Repeat the lines below exactly as they appear, but leave out the images.

Dataset rows
** BEGIN **

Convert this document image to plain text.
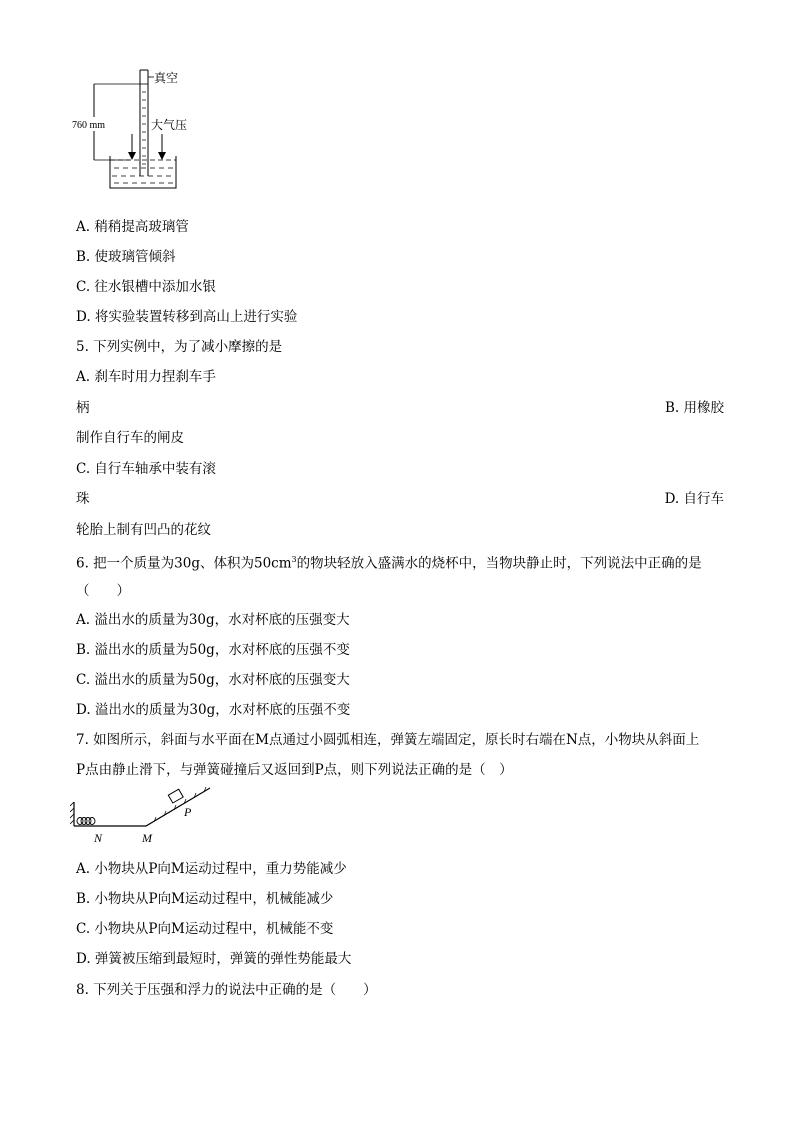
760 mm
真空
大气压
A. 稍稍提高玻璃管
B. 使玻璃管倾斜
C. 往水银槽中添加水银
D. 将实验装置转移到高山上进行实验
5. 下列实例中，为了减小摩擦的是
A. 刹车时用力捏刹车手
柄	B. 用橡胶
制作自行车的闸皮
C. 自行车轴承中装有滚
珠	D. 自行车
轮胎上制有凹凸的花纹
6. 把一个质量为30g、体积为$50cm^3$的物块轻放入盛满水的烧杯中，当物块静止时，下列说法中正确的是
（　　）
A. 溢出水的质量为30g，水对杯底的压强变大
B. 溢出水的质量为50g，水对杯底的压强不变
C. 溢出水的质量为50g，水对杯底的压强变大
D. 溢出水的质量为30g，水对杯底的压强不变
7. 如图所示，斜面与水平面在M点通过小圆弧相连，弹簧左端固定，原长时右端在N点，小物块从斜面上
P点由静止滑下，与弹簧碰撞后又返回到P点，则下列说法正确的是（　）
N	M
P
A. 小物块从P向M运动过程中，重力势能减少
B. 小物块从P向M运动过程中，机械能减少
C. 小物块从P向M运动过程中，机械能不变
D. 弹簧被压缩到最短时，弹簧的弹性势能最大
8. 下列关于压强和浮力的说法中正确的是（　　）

** END **

THE OUTPUT:
Convert this document image to plain text.
760 mm
真空
大气压
A. 稍稍提高玻璃管
B. 使玻璃管倾斜
C. 往水银槽中添加水银
D. 将实验装置转移到高山上进行实验
5. 下列实例中，为了减小摩擦的是
A. 刹车时用力捏刹车手
柄	B. 用橡胶
制作自行车的闸皮
C. 自行车轴承中装有滚
珠	D. 自行车
轮胎上制有凹凸的花纹
6. 把一个质量为30g、体积为$50cm^3$的物块轻放入盛满水的烧杯中，当物块静止时，下列说法中正确的是
（　　）
A. 溢出水的质量为30g，水对杯底的压强变大
B. 溢出水的质量为50g，水对杯底的压强不变
C. 溢出水的质量为50g，水对杯底的压强变大
D. 溢出水的质量为30g，水对杯底的压强不变
7. 如图所示，斜面与水平面在M点通过小圆弧相连，弹簧左端固定，原长时右端在N点，小物块从斜面上
P点由静止滑下，与弹簧碰撞后又返回到P点，则下列说法正确的是（　）
N	M
P
A. 小物块从P向M运动过程中，重力势能减少
B. 小物块从P向M运动过程中，机械能减少
C. 小物块从P向M运动过程中，机械能不变
D. 弹簧被压缩到最短时，弹簧的弹性势能最大
8. 下列关于压强和浮力的说法中正确的是（　　）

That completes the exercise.